— Start of The data —
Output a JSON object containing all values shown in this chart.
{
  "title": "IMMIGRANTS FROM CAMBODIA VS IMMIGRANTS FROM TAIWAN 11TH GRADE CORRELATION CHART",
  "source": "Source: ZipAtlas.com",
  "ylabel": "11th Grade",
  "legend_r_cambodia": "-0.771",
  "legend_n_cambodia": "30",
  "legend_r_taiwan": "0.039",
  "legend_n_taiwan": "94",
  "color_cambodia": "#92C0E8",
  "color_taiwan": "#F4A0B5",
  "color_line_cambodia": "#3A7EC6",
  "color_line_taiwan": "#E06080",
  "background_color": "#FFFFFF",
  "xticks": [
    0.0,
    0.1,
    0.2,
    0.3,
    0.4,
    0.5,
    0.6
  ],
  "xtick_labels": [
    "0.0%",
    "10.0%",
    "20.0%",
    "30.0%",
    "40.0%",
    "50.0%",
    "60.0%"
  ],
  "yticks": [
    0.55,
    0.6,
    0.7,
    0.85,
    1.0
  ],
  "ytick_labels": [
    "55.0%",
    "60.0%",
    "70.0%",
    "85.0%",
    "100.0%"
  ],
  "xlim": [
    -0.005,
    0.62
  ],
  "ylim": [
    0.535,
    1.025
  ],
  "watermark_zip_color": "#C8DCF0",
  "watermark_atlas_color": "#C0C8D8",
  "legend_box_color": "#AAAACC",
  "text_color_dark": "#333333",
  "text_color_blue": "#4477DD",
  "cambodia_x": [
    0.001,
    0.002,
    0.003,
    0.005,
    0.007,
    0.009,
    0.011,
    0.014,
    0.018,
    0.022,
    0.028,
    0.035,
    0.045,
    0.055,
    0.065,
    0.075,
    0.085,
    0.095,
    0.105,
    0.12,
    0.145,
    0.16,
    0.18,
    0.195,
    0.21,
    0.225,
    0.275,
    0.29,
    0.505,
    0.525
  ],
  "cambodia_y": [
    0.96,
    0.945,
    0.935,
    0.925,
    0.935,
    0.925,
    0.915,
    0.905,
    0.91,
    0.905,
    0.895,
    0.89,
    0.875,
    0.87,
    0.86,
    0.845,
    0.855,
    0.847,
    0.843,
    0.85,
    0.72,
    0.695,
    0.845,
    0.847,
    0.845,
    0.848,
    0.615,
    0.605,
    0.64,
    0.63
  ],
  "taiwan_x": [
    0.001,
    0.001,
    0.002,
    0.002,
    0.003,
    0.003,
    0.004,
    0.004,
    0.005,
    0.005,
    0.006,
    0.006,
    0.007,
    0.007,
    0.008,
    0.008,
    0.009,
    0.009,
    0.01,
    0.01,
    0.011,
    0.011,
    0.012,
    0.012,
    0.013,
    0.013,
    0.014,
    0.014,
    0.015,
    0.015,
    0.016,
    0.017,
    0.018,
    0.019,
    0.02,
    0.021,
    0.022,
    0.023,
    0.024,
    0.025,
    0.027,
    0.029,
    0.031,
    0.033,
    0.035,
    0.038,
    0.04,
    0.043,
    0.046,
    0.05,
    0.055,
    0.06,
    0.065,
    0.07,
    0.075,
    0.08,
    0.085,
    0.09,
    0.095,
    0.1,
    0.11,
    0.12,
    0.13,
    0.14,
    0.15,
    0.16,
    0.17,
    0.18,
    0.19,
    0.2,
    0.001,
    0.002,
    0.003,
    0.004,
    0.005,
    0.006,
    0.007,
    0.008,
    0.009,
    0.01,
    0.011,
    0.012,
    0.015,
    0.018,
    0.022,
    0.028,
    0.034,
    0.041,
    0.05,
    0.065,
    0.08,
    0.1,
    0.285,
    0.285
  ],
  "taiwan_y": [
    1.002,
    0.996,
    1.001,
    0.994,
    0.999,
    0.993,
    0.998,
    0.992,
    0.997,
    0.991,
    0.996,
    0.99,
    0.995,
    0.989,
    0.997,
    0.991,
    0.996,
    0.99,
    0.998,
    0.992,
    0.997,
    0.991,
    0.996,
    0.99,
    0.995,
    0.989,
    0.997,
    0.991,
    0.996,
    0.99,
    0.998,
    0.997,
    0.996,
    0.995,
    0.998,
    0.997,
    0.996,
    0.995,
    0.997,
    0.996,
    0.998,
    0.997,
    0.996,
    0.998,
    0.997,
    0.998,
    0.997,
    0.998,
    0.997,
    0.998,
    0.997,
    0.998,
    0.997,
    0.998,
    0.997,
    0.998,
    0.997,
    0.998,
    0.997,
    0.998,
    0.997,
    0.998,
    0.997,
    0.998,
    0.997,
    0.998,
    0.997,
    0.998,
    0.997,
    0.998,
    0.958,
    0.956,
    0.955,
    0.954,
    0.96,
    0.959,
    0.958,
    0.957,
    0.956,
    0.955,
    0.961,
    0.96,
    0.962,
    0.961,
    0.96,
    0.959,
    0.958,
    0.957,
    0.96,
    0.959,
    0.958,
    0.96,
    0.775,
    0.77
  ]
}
— End of The data —
● What needs to be done: Repeat the records above in full, character for character.

● Task output:
Output a JSON object containing all values shown in this chart.
{
  "title": "IMMIGRANTS FROM CAMBODIA VS IMMIGRANTS FROM TAIWAN 11TH GRADE CORRELATION CHART",
  "source": "Source: ZipAtlas.com",
  "ylabel": "11th Grade",
  "legend_r_cambodia": "-0.771",
  "legend_n_cambodia": "30",
  "legend_r_taiwan": "0.039",
  "legend_n_taiwan": "94",
  "color_cambodia": "#92C0E8",
  "color_taiwan": "#F4A0B5",
  "color_line_cambodia": "#3A7EC6",
  "color_line_taiwan": "#E06080",
  "background_color": "#FFFFFF",
  "xticks": [
    0.0,
    0.1,
    0.2,
    0.3,
    0.4,
    0.5,
    0.6
  ],
  "xtick_labels": [
    "0.0%",
    "10.0%",
    "20.0%",
    "30.0%",
    "40.0%",
    "50.0%",
    "60.0%"
  ],
  "yticks": [
    0.55,
    0.6,
    0.7,
    0.85,
    1.0
  ],
  "ytick_labels": [
    "55.0%",
    "60.0%",
    "70.0%",
    "85.0%",
    "100.0%"
  ],
  "xlim": [
    -0.005,
    0.62
  ],
  "ylim": [
    0.535,
    1.025
  ],
  "watermark_zip_color": "#C8DCF0",
  "watermark_atlas_color": "#C0C8D8",
  "legend_box_color": "#AAAACC",
  "text_color_dark": "#333333",
  "text_color_blue": "#4477DD",
  "cambodia_x": [
    0.001,
    0.002,
    0.003,
    0.005,
    0.007,
    0.009,
    0.011,
    0.014,
    0.018,
    0.022,
    0.028,
    0.035,
    0.045,
    0.055,
    0.065,
    0.075,
    0.085,
    0.095,
    0.105,
    0.12,
    0.145,
    0.16,
    0.18,
    0.195,
    0.21,
    0.225,
    0.275,
    0.29,
    0.505,
    0.525
  ],
  "cambodia_y": [
    0.96,
    0.945,
    0.935,
    0.925,
    0.935,
    0.925,
    0.915,
    0.905,
    0.91,
    0.905,
    0.895,
    0.89,
    0.875,
    0.87,
    0.86,
    0.845,
    0.855,
    0.847,
    0.843,
    0.85,
    0.72,
    0.695,
    0.845,
    0.847,
    0.845,
    0.848,
    0.615,
    0.605,
    0.64,
    0.63
  ],
  "taiwan_x": [
    0.001,
    0.001,
    0.002,
    0.002,
    0.003,
    0.003,
    0.004,
    0.004,
    0.005,
    0.005,
    0.006,
    0.006,
    0.007,
    0.007,
    0.008,
    0.008,
    0.009,
    0.009,
    0.01,
    0.01,
    0.011,
    0.011,
    0.012,
    0.012,
    0.013,
    0.013,
    0.014,
    0.014,
    0.015,
    0.015,
    0.016,
    0.017,
    0.018,
    0.019,
    0.02,
    0.021,
    0.022,
    0.023,
    0.024,
    0.025,
    0.027,
    0.029,
    0.031,
    0.033,
    0.035,
    0.038,
    0.04,
    0.043,
    0.046,
    0.05,
    0.055,
    0.06,
    0.065,
    0.07,
    0.075,
    0.08,
    0.085,
    0.09,
    0.095,
    0.1,
    0.11,
    0.12,
    0.13,
    0.14,
    0.15,
    0.16,
    0.17,
    0.18,
    0.19,
    0.2,
    0.001,
    0.002,
    0.003,
    0.004,
    0.005,
    0.006,
    0.007,
    0.008,
    0.009,
    0.01,
    0.011,
    0.012,
    0.015,
    0.018,
    0.022,
    0.028,
    0.034,
    0.041,
    0.05,
    0.065,
    0.08,
    0.1,
    0.285,
    0.285
  ],
  "taiwan_y": [
    1.002,
    0.996,
    1.001,
    0.994,
    0.999,
    0.993,
    0.998,
    0.992,
    0.997,
    0.991,
    0.996,
    0.99,
    0.995,
    0.989,
    0.997,
    0.991,
    0.996,
    0.99,
    0.998,
    0.992,
    0.997,
    0.991,
    0.996,
    0.99,
    0.995,
    0.989,
    0.997,
    0.991,
    0.996,
    0.99,
    0.998,
    0.997,
    0.996,
    0.995,
    0.998,
    0.997,
    0.996,
    0.995,
    0.997,
    0.996,
    0.998,
    0.997,
    0.996,
    0.998,
    0.997,
    0.998,
    0.997,
    0.998,
    0.997,
    0.998,
    0.997,
    0.998,
    0.997,
    0.998,
    0.997,
    0.998,
    0.997,
    0.998,
    0.997,
    0.998,
    0.997,
    0.998,
    0.997,
    0.998,
    0.997,
    0.998,
    0.997,
    0.998,
    0.997,
    0.998,
    0.958,
    0.956,
    0.955,
    0.954,
    0.96,
    0.959,
    0.958,
    0.957,
    0.956,
    0.955,
    0.961,
    0.96,
    0.962,
    0.961,
    0.96,
    0.959,
    0.958,
    0.957,
    0.96,
    0.959,
    0.958,
    0.96,
    0.775,
    0.77
  ]
}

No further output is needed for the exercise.